Task description
Drop every picture and give the entries back exactly.

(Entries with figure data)
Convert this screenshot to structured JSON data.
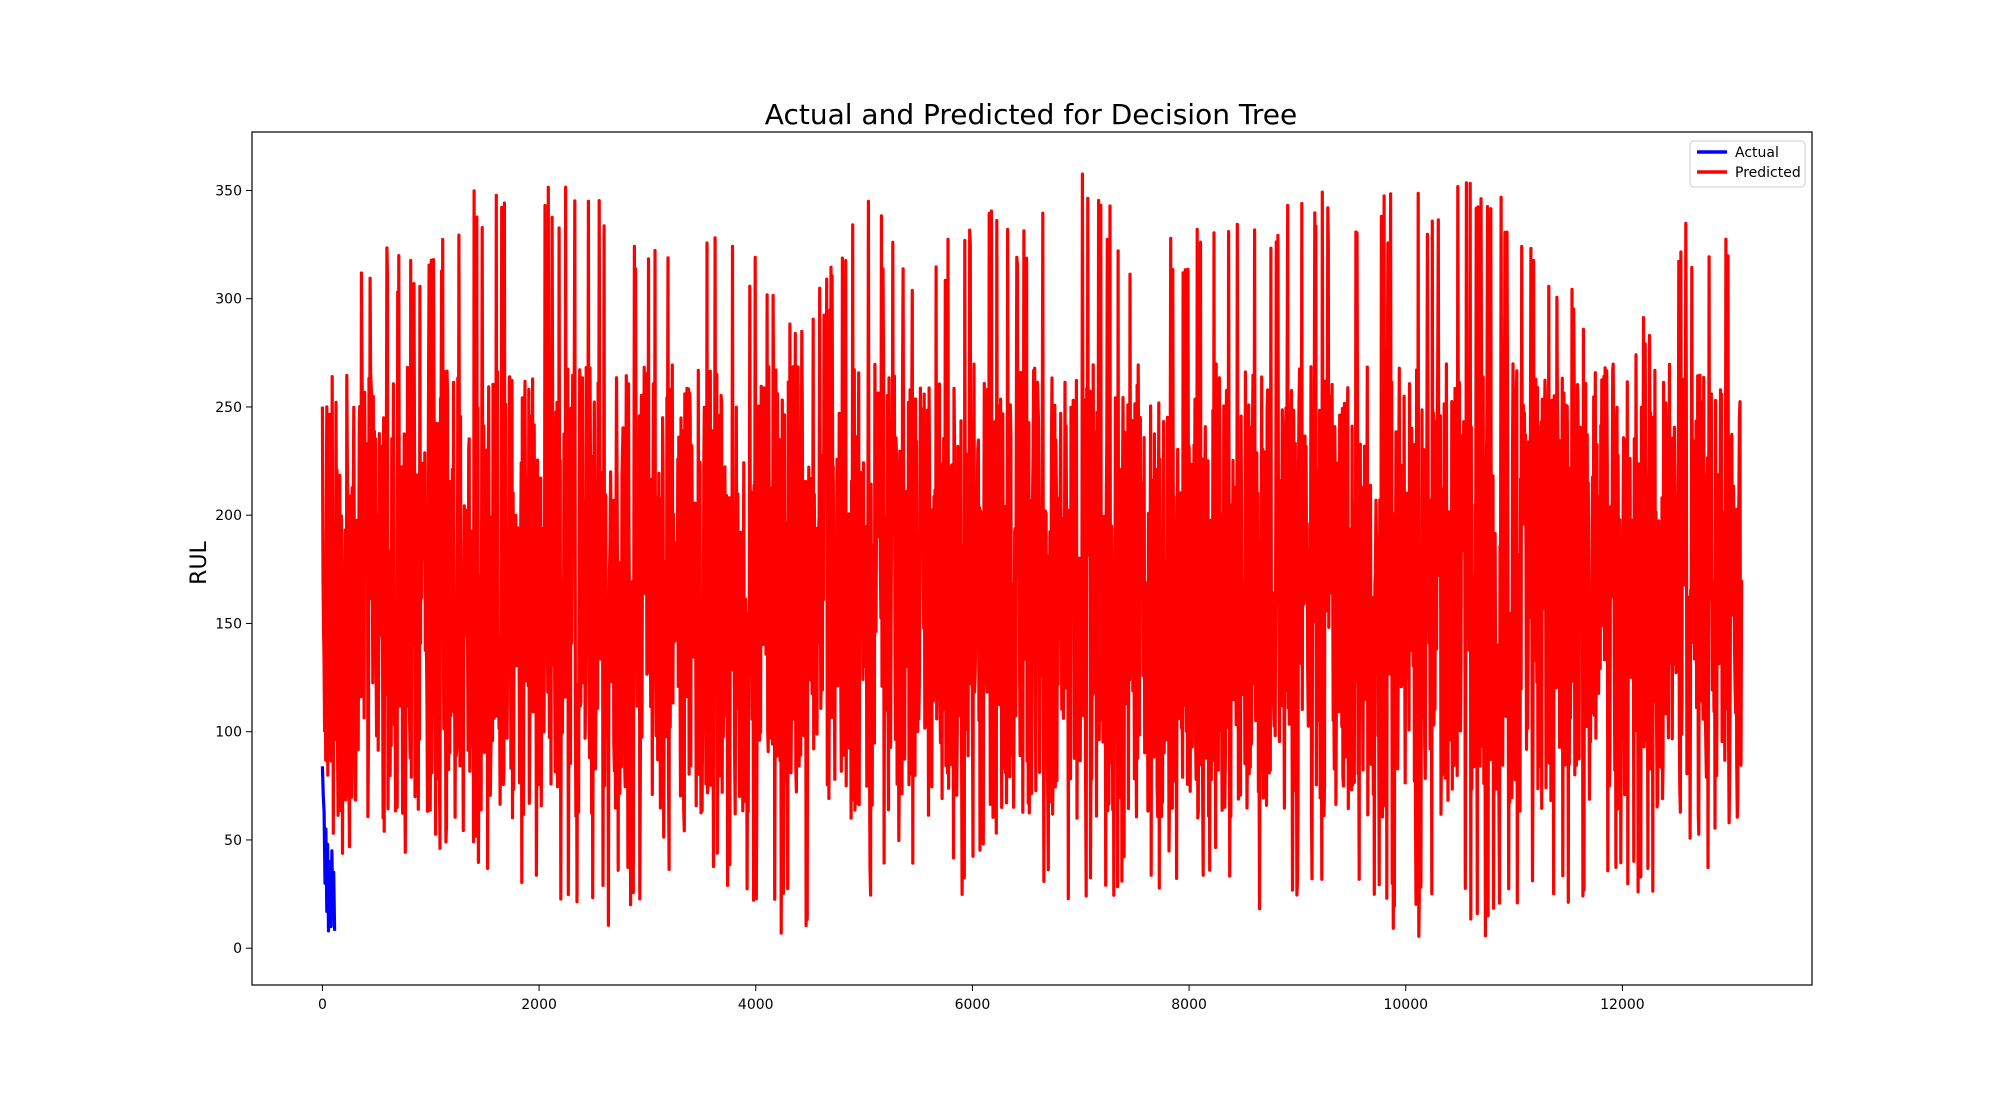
{
  "chart_data": {
    "type": "line",
    "title": "Actual and Predicted for Decision Tree",
    "xlabel": "",
    "ylabel": "RUL",
    "xlim": [
      -650,
      13750
    ],
    "ylim": [
      -17,
      377
    ],
    "xticks": [
      0,
      2000,
      4000,
      6000,
      8000,
      10000,
      12000
    ],
    "yticks": [
      0,
      50,
      100,
      150,
      200,
      250,
      300,
      350
    ],
    "grid": false,
    "legend": "top-right",
    "series": [
      {
        "name": "Actual",
        "color": "#0000ff",
        "x": [
          0,
          8,
          16,
          24,
          32,
          40,
          48,
          56,
          64,
          72,
          80,
          88,
          96,
          104,
          112
        ],
        "y": [
          84,
          70,
          63,
          30,
          55,
          17,
          48,
          8,
          40,
          25,
          10,
          45,
          18,
          35,
          8
        ]
      },
      {
        "name": "Predicted",
        "color": "#ff0000",
        "x": [
          0,
          2000,
          4000,
          6000,
          8000,
          10000,
          12000,
          13100
        ],
        "y": [
          120,
          130,
          125,
          135,
          130,
          140,
          128,
          105
        ],
        "envelope": {
          "x": [
            0,
            500,
            1000,
            1500,
            2000,
            2500,
            3000,
            3500,
            4000,
            4500,
            5000,
            5500,
            6000,
            6500,
            7000,
            7500,
            8000,
            8500,
            9000,
            9500,
            10000,
            10500,
            11000,
            11500,
            12000,
            12500,
            13000,
            13100
          ],
          "min": [
            40,
            30,
            40,
            30,
            25,
            1,
            25,
            42,
            5,
            8,
            20,
            35,
            20,
            42,
            5,
            25,
            28,
            15,
            10,
            15,
            5,
            3,
            8,
            10,
            15,
            25,
            40,
            10
          ],
          "max": [
            321,
            325,
            325,
            358,
            358,
            355,
            332,
            333,
            322,
            300,
            348,
            318,
            348,
            338,
            360,
            330,
            330,
            345,
            348,
            352,
            348,
            360,
            352,
            310,
            265,
            337,
            343,
            288
          ]
        }
      }
    ]
  }
}
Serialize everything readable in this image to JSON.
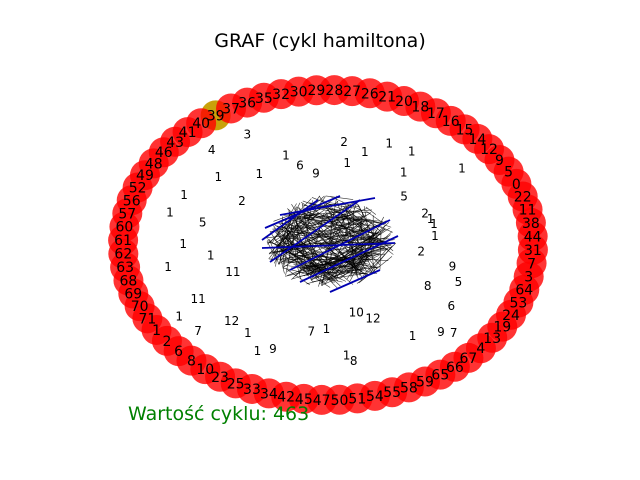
{
  "title": "GRAF (cykl hamiltona)",
  "cycle_value": {
    "label": "Wartość cyklu:",
    "value": "463"
  },
  "colors": {
    "node": "#ff0000",
    "start_node": "#c9a20a",
    "edge": "#000000",
    "cycle_edge": "#0000b0",
    "value_text": "#008000"
  },
  "node_labels": [
    "39",
    "37",
    "36",
    "35",
    "32",
    "30",
    "29",
    "28",
    "27",
    "26",
    "21",
    "20",
    "18",
    "17",
    "16",
    "15",
    "14",
    "12",
    "9",
    "5",
    "0",
    "22",
    "11",
    "38",
    "44",
    "31",
    "7",
    "3",
    "64",
    "53",
    "24",
    "19",
    "13",
    "4",
    "67",
    "66",
    "65",
    "59",
    "58",
    "55",
    "54",
    "51",
    "50",
    "47",
    "45",
    "42",
    "34",
    "33",
    "25",
    "23",
    "10",
    "8",
    "6",
    "2",
    "1",
    "71",
    "70",
    "69",
    "68",
    "63",
    "62",
    "61",
    "60",
    "57",
    "56",
    "52",
    "49",
    "48",
    "46",
    "43",
    "41",
    "40"
  ],
  "start_node": "39",
  "edge_weight_labels": [
    "2",
    "9",
    "5",
    "8",
    "6",
    "7",
    "9",
    "1",
    "12",
    "10",
    "8",
    "1",
    "1",
    "7",
    "9",
    "1",
    "1",
    "12",
    "7",
    "1",
    "11",
    "11",
    "1",
    "1",
    "1",
    "5",
    "1",
    "1",
    "2",
    "1",
    "4",
    "1",
    "3",
    "1",
    "6",
    "9",
    "2",
    "1",
    "1",
    "1",
    "1",
    "1",
    "5",
    "1",
    "2",
    "1",
    "1",
    "1"
  ]
}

Reply to the task
Convert this screenshot to structured JSON data.
{
  "chart_data": {
    "type": "line",
    "title": "Actual and Predicted for Decision Tree",
    "xlabel": "",
    "ylabel": "RUL",
    "xlim": [
      -650,
      13750
    ],
    "ylim": [
      -17,
      377
    ],
    "xticks": [
      0,
      2000,
      4000,
      6000,
      8000,
      10000,
      12000
    ],
    "yticks": [
      0,
      50,
      100,
      150,
      200,
      250,
      300,
      350
    ],
    "grid": false,
    "legend": "top-right",
    "series": [
      {
        "name": "Actual",
        "color": "#0000ff",
        "x": [
          0,
          8,
          16,
          24,
          32,
          40,
          48,
          56,
          64,
          72,
          80,
          88,
          96,
          104,
          112
        ],
        "y": [
          84,
          70,
          63,
          30,
          55,
          17,
          48,
          8,
          40,
          25,
          10,
          45,
          18,
          35,
          8
        ]
      },
      {
        "name": "Predicted",
        "color": "#ff0000",
        "x": [
          0,
          2000,
          4000,
          6000,
          8000,
          10000,
          12000,
          13100
        ],
        "y": [
          120,
          130,
          125,
          135,
          130,
          140,
          128,
          105
        ],
        "envelope": {
          "x": [
            0,
            500,
            1000,
            1500,
            2000,
            2500,
            3000,
            3500,
            4000,
            4500,
            5000,
            5500,
            6000,
            6500,
            7000,
            7500,
            8000,
            8500,
            9000,
            9500,
            10000,
            10500,
            11000,
            11500,
            12000,
            12500,
            13000,
            13100
          ],
          "min": [
            40,
            30,
            40,
            30,
            25,
            1,
            25,
            42,
            5,
            8,
            20,
            35,
            20,
            42,
            5,
            25,
            28,
            15,
            10,
            15,
            5,
            3,
            8,
            10,
            15,
            25,
            40,
            10
          ],
          "max": [
            321,
            325,
            325,
            358,
            358,
            355,
            332,
            333,
            322,
            300,
            348,
            318,
            348,
            338,
            360,
            330,
            330,
            345,
            348,
            352,
            348,
            360,
            352,
            310,
            265,
            337,
            343,
            288
          ]
        }
      }
    ]
  }
}
Serialize everything readable in this image to JSON.
{
  "title": "GRAF (cykl hamiltona)",
  "cycle_value": {
    "label": "Wartość cyklu:",
    "value": "463"
  },
  "colors": {
    "node": "#ff0000",
    "start_node": "#c9a20a",
    "edge": "#000000",
    "cycle_edge": "#0000b0",
    "value_text": "#008000"
  },
  "node_labels": [
    "39",
    "37",
    "36",
    "35",
    "32",
    "30",
    "29",
    "28",
    "27",
    "26",
    "21",
    "20",
    "18",
    "17",
    "16",
    "15",
    "14",
    "12",
    "9",
    "5",
    "0",
    "22",
    "11",
    "38",
    "44",
    "31",
    "7",
    "3",
    "64",
    "53",
    "24",
    "19",
    "13",
    "4",
    "67",
    "66",
    "65",
    "59",
    "58",
    "55",
    "54",
    "51",
    "50",
    "47",
    "45",
    "42",
    "34",
    "33",
    "25",
    "23",
    "10",
    "8",
    "6",
    "2",
    "1",
    "71",
    "70",
    "69",
    "68",
    "63",
    "62",
    "61",
    "60",
    "57",
    "56",
    "52",
    "49",
    "48",
    "46",
    "43",
    "41",
    "40"
  ],
  "start_node": "39",
  "edge_weight_labels": [
    "2",
    "9",
    "5",
    "8",
    "6",
    "7",
    "9",
    "1",
    "12",
    "10",
    "8",
    "1",
    "1",
    "7",
    "9",
    "1",
    "1",
    "12",
    "7",
    "1",
    "11",
    "11",
    "1",
    "1",
    "1",
    "5",
    "1",
    "1",
    "2",
    "1",
    "4",
    "1",
    "3",
    "1",
    "6",
    "9",
    "2",
    "1",
    "1",
    "1",
    "1",
    "1",
    "5",
    "1",
    "2",
    "1",
    "1",
    "1"
  ]
}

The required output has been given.